**Do this:**
Copy out the listing that follows exactly, dropping every picture.

[begin Data for processing]

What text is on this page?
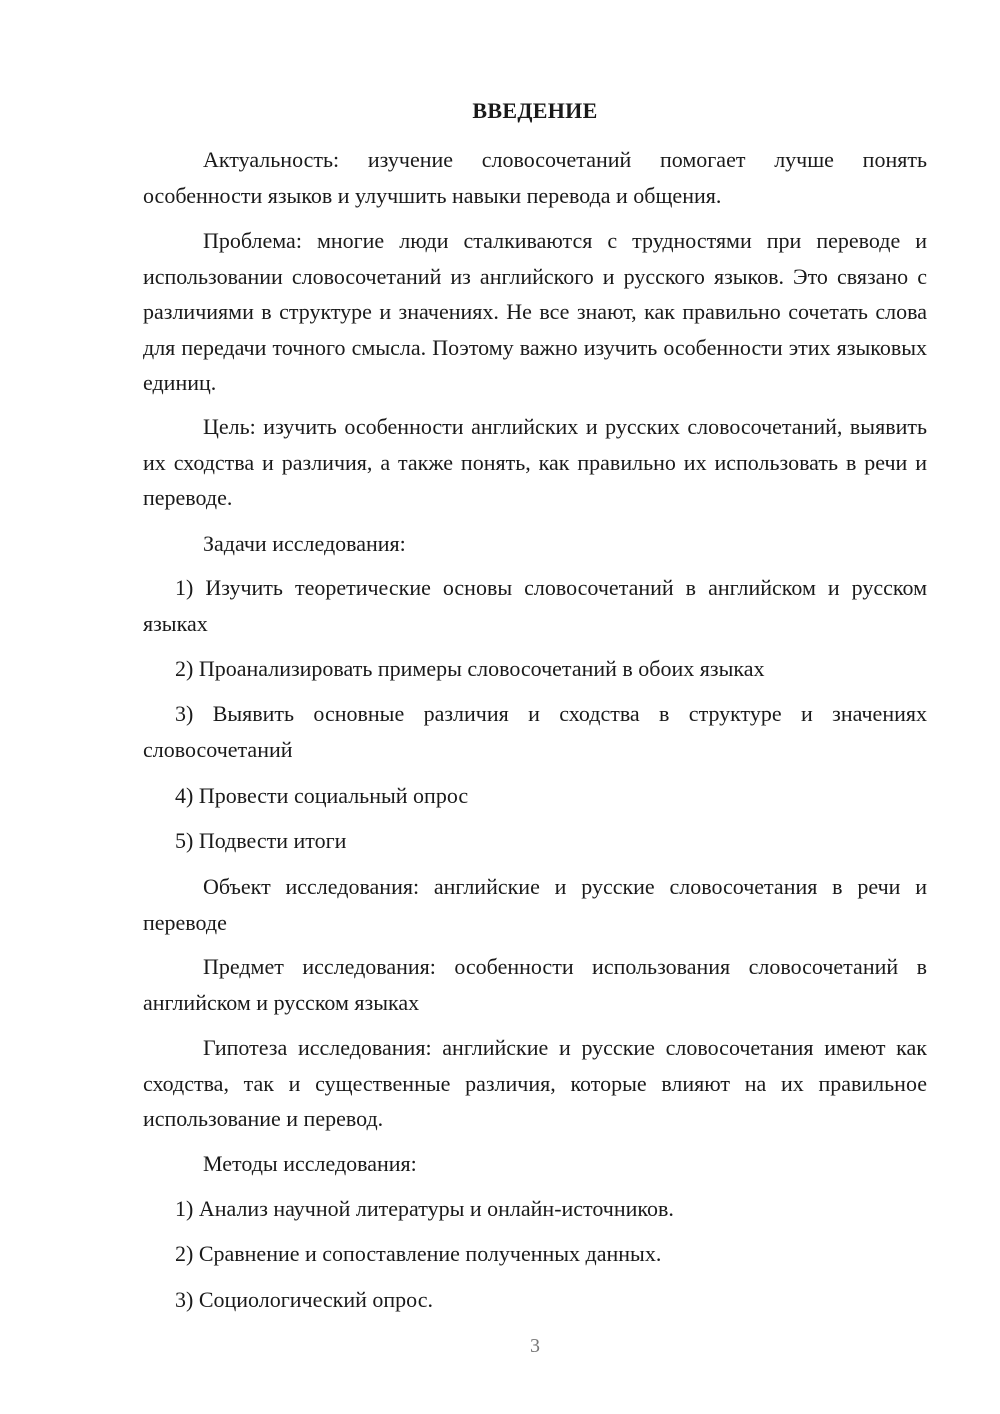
ВВЕДЕНИЕ

Актуальность: изучение словосочетаний помогает лучше понять особенности языков и улучшить навыки перевода и общения.

Проблема: многие люди сталкиваются с трудностями при переводе и использовании словосочетаний из английского и русского языков. Это связано с различиями в структуре и значениях. Не все знают, как правильно сочетать слова для передачи точного смысла. Поэтому важно изучить особенности этих языковых единиц.

Цель: изучить особенности английских и русских словосочетаний, выявить их сходства и различия, а также понять, как правильно их использовать в речи и переводе.

Задачи исследования:

1) Изучить теоретические основы словосочетаний в английском и русском языках

2) Проанализировать примеры словосочетаний в обоих языках

3) Выявить основные различия и сходства в структуре и значениях словосочетаний

4) Провести социальный опрос

5) Подвести итоги

Объект исследования: английские и русские словосочетания в речи и переводе

Предмет исследования: особенности использования словосочетаний в английском и русском языках

Гипотеза исследования: английские и русские словосочетания имеют как сходства, так и существенные различия, которые влияют на их правильное использование и перевод.

Методы исследования:

1) Анализ научной литературы и онлайн-источников.

2) Сравнение и сопоставление полученных данных.

3) Социологический опрос.

3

[end Data for processing]

**Task answer:**
What text is on this page?
ВВЕДЕНИЕ

Актуальность: изучение словосочетаний помогает лучше понять особенности языков и улучшить навыки перевода и общения.

Проблема: многие люди сталкиваются с трудностями при переводе и использовании словосочетаний из английского и русского языков. Это связано с различиями в структуре и значениях. Не все знают, как правильно сочетать слова для передачи точного смысла. Поэтому важно изучить особенности этих языковых единиц.

Цель: изучить особенности английских и русских словосочетаний, выявить их сходства и различия, а также понять, как правильно их использовать в речи и переводе.

Задачи исследования:

1) Изучить теоретические основы словосочетаний в английском и русском языках

2) Проанализировать примеры словосочетаний в обоих языках

3) Выявить основные различия и сходства в структуре и значениях словосочетаний

4) Провести социальный опрос

5) Подвести итоги

Объект исследования: английские и русские словосочетания в речи и переводе

Предмет исследования: особенности использования словосочетаний в английском и русском языках

Гипотеза исследования: английские и русские словосочетания имеют как сходства, так и существенные различия, которые влияют на их правильное использование и перевод.

Методы исследования:

1) Анализ научной литературы и онлайн-источников.

2) Сравнение и сопоставление полученных данных.

3) Социологический опрос.

3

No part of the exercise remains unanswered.